[EXERCISE PROMPT]
Repeat each line of the material exactly.
* Begin DATA *
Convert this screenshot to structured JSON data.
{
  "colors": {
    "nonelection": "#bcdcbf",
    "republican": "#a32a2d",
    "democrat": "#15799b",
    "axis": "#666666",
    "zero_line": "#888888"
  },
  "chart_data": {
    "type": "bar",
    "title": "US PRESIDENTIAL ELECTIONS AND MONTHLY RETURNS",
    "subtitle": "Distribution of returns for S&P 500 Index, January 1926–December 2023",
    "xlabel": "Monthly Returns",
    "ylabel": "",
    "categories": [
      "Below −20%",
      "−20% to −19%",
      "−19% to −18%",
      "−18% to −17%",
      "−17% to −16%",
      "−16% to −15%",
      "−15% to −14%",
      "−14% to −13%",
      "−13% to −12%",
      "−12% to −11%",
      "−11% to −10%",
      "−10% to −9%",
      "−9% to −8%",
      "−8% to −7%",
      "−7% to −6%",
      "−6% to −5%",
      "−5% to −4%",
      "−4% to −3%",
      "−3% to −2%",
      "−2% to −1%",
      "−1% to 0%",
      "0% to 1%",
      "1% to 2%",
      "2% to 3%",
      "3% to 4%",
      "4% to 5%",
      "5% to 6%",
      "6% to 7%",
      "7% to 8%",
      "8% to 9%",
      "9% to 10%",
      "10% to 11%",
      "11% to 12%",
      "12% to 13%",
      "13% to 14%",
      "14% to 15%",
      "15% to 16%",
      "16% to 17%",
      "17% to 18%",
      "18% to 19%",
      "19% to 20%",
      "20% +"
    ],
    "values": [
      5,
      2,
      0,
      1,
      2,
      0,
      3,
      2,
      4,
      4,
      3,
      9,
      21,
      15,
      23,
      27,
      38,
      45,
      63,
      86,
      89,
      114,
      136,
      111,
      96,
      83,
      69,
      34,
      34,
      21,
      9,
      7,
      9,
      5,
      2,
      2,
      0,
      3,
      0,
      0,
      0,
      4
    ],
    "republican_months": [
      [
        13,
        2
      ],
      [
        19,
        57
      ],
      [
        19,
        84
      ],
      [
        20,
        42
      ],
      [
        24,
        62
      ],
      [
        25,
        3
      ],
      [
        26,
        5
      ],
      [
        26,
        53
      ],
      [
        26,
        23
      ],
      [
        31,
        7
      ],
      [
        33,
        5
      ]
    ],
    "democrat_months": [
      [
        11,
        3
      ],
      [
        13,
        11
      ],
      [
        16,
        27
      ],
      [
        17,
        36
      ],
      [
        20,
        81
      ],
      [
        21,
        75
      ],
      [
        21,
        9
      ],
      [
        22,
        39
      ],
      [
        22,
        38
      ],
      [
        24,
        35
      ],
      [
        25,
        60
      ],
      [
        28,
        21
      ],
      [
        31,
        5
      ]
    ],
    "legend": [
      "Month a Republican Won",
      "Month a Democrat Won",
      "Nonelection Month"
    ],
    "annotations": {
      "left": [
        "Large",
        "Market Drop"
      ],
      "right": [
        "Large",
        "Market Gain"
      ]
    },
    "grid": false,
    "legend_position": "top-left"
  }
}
* End DATA *
[RIGHT ANSWER]
Convert this screenshot to structured JSON data.
{
  "colors": {
    "nonelection": "#bcdcbf",
    "republican": "#a32a2d",
    "democrat": "#15799b",
    "axis": "#666666",
    "zero_line": "#888888"
  },
  "chart_data": {
    "type": "bar",
    "title": "US PRESIDENTIAL ELECTIONS AND MONTHLY RETURNS",
    "subtitle": "Distribution of returns for S&P 500 Index, January 1926–December 2023",
    "xlabel": "Monthly Returns",
    "ylabel": "",
    "categories": [
      "Below −20%",
      "−20% to −19%",
      "−19% to −18%",
      "−18% to −17%",
      "−17% to −16%",
      "−16% to −15%",
      "−15% to −14%",
      "−14% to −13%",
      "−13% to −12%",
      "−12% to −11%",
      "−11% to −10%",
      "−10% to −9%",
      "−9% to −8%",
      "−8% to −7%",
      "−7% to −6%",
      "−6% to −5%",
      "−5% to −4%",
      "−4% to −3%",
      "−3% to −2%",
      "−2% to −1%",
      "−1% to 0%",
      "0% to 1%",
      "1% to 2%",
      "2% to 3%",
      "3% to 4%",
      "4% to 5%",
      "5% to 6%",
      "6% to 7%",
      "7% to 8%",
      "8% to 9%",
      "9% to 10%",
      "10% to 11%",
      "11% to 12%",
      "12% to 13%",
      "13% to 14%",
      "14% to 15%",
      "15% to 16%",
      "16% to 17%",
      "17% to 18%",
      "18% to 19%",
      "19% to 20%",
      "20% +"
    ],
    "values": [
      5,
      2,
      0,
      1,
      2,
      0,
      3,
      2,
      4,
      4,
      3,
      9,
      21,
      15,
      23,
      27,
      38,
      45,
      63,
      86,
      89,
      114,
      136,
      111,
      96,
      83,
      69,
      34,
      34,
      21,
      9,
      7,
      9,
      5,
      2,
      2,
      0,
      3,
      0,
      0,
      0,
      4
    ],
    "republican_months": [
      [
        13,
        2
      ],
      [
        19,
        57
      ],
      [
        19,
        84
      ],
      [
        20,
        42
      ],
      [
        24,
        62
      ],
      [
        25,
        3
      ],
      [
        26,
        5
      ],
      [
        26,
        53
      ],
      [
        26,
        23
      ],
      [
        31,
        7
      ],
      [
        33,
        5
      ]
    ],
    "democrat_months": [
      [
        11,
        3
      ],
      [
        13,
        11
      ],
      [
        16,
        27
      ],
      [
        17,
        36
      ],
      [
        20,
        81
      ],
      [
        21,
        75
      ],
      [
        21,
        9
      ],
      [
        22,
        39
      ],
      [
        22,
        38
      ],
      [
        24,
        35
      ],
      [
        25,
        60
      ],
      [
        28,
        21
      ],
      [
        31,
        5
      ]
    ],
    "legend": [
      "Month a Republican Won",
      "Month a Democrat Won",
      "Nonelection Month"
    ],
    "annotations": {
      "left": [
        "Large",
        "Market Drop"
      ],
      "right": [
        "Large",
        "Market Gain"
      ]
    },
    "grid": false,
    "legend_position": "top-left"
  }
}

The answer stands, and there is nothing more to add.